- **TASKS TO COMPLETE**:
- A) In the IG forum thread, rewrite everything from "When I brought" down to "to this nightmare?", swapping "nightmare" for "headache".
- B) According to the reply in the IG forum thread, where are the commission and stamp duty shown?
- C) Write the next part of the IG forum thread about Book Cost, picking up after its final sentence.

Jump to content

IG Tool Bar issues - can anyone help me understand this?


Recommended Posts

Screen Shot 2017-11-08 at 11.07.00.png

I am new to IG and have just received the invite to enter the competition to post on here and I guess I am shooting myself in the foot for posting something negative but this is something I really do not understand can exist.  

 

In short in the UK we pay Stamp Duty and this adds to our purchase price (0.5%) along with the commission we pay IG.   However, for some reason IG do not include this value in the Book Cost.   Consequently the Profit/Loss on your open position does not take these costs into account and so when looking at your Open Position it shows a better P/L position than actually exists?    

 

When I brought this up I was informed I could edit the Book Cost to include all my costs?   This is is not automation as I know it and really annoying.   On my current position with one stock I have have bought 3 times at different prices and each time I have had to re-calculate the book price in order to get the Profit and Loss calculation to work.

 

Please can anyone out there provide me with a solution to this nightmare?   

 

Thanks

Link to comment

Hi,

 

Welcome to IG community. We take the number of shares x the executed price. This is designed to show the real P/L based on the buy and sell price to avoid any potential confusion. The commission and stamp duty are shown on the trading ledger. We are more than happy to take your feedback and pass it on to the relevant team.

- **DATASET CONTENT**:
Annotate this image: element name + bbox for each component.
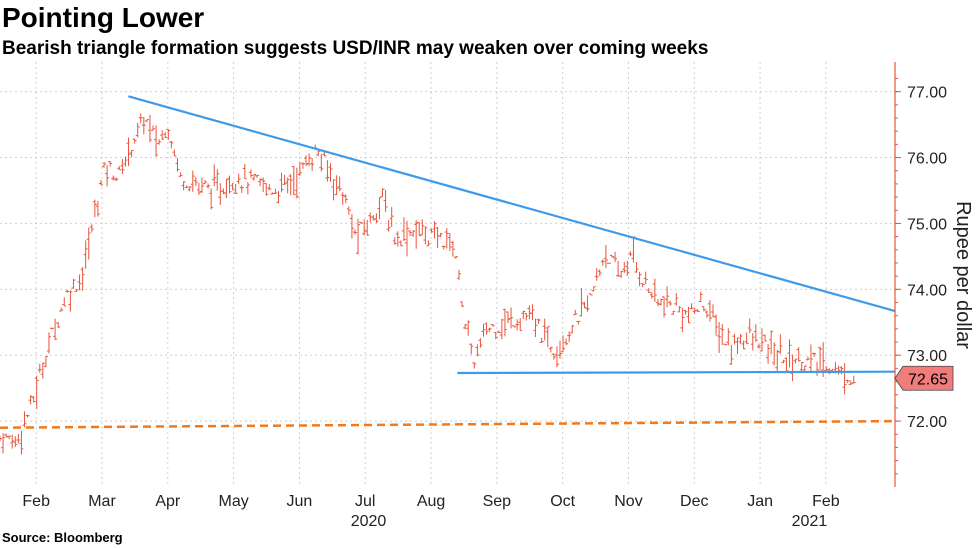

- **PER-TASK OUTPUTS**:
- A)
When I brought this up I was informed I could edit the Book Cost to include all my costs?   This is is not automation as I know it and really annoying.   On my current position with one stock I have have bought 3 times at different prices and each time I have had to re-calculate the book price in order to get the Profit and Loss calculation to work.

 

Please can anyone out there provide me with a solution to this headache?

- B) They are shown on the trading ledger.

- C)
Thanks,

Claire

Link to comment

How can that be the real profit and loss when you have not taken into account the full cost of the transaction?   You actually have to still calculate if you are actually making any money.    You are saying you have to go to the trading ledger, add up all the values for multiple transactions and then take a look at what the potential sale figure will be to work out your gain?   I am only here because Barclays completely self imploded and now have a system which can not give me an indication of how well I am doing because apparently people only want to know a figure which only gives part of the picture?   I should add that when I joined up I did report this and was told it would be fixed within 2 weeks.   That didn't happen.   Am I the only person here?????   LOL.   Makes me laugh, a sad laugh.....

Link to comment

Hi  

 

I can certainly understand your point of view, however I believe the current platforms layout and logic makes sense. Although factors such as tax and commissions are important to remember when looking at net profits/loses, the layout of the platform supports how we currently have it set up. Let me try and explain the reasoning. 

 

The platform shows the number of shares you've purchased and the direct market average price which you have received. Shares x Average Price therefore = Book Cost. If this book cost figure automatically took into account commissions etc then it wouldn't follow on from the number of shares and average price. Further more it would only include opening commission and taxes and omit any potential closing costs.

 

It would be far more complicated to have book cost = number of shares x average price - commission and taxes on the opening trade, but omit the closing trade costs.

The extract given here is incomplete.